* **Goal**
Summarize the forum thread in two sentences.
begin Passage
Rust is absolutely an improvement over C in every way.
Would that failure be significantly worse than separate loading?
Just negating the optimization wouldn't be much reason against doing it. A single load is simpler and in the general case faster.
It actually depends on the uArch, Apple silicon doesn't seem to have this restriction: https://news.ycombinator.com/item?id=43888005
> In a non-inlined, non-PGO scenario the compiler doesn't have enough information to tell whether the optimization is suitable.
I guess you're talking about stores and load across function boundaries?
Trivia: X86 LLVM creates a whole Pass just to prevent this partial-store-to-load issue on Intel CPUs: https://github.com/llvm/llvm-project/blob/main/llvm/lib/Targ...
Given this C code:
typedef struct { uint16_t a, b; } pair;
int eq_copy(pair a, pair b) {
return a.a == b.a && a.b == b.b;
}
int eq_ref(pair *a, pair *b) {
return a->a == b->a && a->b == b->b;
}
Clang generates clean code for the eq_copy variant, but complex code for the eq_ref variant. Gcc emits pretty complex code in both variants.For example, here's eq_ref from gcc -O2:
eq_ref:
movzx edx, WORD PTR [rsi]
xor eax, eax
cmp WORD PTR [rdi], dx
je .L9
ret
.L9:
movzx eax, WORD PTR [rsi+2]
cmp WORD PTR [rdi+2], ax
sete al
movzx eax, al
ret
Have a play around: https://c.godbolt.org/z/79Eaa3jYf
end Passage
begin Data section
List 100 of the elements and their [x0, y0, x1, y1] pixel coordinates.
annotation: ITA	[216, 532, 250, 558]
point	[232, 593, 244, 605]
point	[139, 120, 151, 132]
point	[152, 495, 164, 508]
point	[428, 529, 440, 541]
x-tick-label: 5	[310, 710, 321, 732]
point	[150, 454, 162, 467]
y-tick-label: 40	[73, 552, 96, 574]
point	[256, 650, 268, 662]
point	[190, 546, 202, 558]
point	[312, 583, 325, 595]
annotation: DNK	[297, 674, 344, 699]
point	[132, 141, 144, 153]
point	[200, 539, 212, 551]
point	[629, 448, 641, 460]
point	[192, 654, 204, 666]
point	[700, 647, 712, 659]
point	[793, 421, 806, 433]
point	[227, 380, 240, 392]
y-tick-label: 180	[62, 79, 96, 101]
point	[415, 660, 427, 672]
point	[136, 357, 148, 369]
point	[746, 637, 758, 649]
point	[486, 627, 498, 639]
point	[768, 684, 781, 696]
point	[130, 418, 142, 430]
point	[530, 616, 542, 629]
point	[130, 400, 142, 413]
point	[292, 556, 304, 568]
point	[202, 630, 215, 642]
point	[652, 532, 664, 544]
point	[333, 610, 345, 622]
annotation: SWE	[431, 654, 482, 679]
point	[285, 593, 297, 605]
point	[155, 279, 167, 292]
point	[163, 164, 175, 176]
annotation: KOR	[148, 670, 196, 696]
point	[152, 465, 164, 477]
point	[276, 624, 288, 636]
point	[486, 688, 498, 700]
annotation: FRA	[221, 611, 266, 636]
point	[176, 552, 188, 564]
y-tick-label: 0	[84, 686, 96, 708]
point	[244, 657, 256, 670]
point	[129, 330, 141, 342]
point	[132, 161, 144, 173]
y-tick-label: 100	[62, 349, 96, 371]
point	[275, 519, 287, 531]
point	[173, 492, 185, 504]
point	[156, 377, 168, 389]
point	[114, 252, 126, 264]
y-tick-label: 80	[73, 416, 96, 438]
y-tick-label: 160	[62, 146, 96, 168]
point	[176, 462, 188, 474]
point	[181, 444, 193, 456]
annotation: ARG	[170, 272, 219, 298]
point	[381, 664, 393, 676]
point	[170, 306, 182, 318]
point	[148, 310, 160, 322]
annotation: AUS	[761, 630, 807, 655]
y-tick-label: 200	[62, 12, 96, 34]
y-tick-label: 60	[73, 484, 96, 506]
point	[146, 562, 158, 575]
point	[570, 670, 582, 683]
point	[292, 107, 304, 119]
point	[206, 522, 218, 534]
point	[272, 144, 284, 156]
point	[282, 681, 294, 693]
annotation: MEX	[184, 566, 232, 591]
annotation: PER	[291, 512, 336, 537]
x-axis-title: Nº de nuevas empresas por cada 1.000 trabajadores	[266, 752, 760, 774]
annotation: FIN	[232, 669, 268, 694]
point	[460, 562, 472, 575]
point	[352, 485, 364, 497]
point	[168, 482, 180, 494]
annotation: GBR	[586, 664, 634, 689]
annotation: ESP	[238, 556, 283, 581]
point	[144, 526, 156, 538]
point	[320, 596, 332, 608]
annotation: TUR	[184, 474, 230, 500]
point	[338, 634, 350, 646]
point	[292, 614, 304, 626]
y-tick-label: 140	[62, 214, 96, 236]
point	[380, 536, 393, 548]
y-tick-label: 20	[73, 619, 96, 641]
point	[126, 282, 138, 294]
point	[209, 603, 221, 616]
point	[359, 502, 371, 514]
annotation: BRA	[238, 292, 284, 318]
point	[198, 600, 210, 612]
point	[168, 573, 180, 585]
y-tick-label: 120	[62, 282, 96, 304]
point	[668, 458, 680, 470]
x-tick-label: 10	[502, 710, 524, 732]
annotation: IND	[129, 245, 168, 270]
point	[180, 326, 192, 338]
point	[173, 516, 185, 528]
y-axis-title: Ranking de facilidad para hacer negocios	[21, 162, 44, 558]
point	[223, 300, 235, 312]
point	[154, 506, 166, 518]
end Data section
* **Answer to this task**
The thread weighs a single load against separate loads: one reply calls a single load simpler and generally faster, and another says the restriction depends on the microarchitecture, since Apple silicon seems not to have it while LLVM includes a pass to avoid the partial-store-to-load issue on Intel CPUs. For a C struct of two uint16_t fields, Clang generates clean code when the structs are passed by value but complex code when they are passed by pointer, and GCC emits complex code in both cases.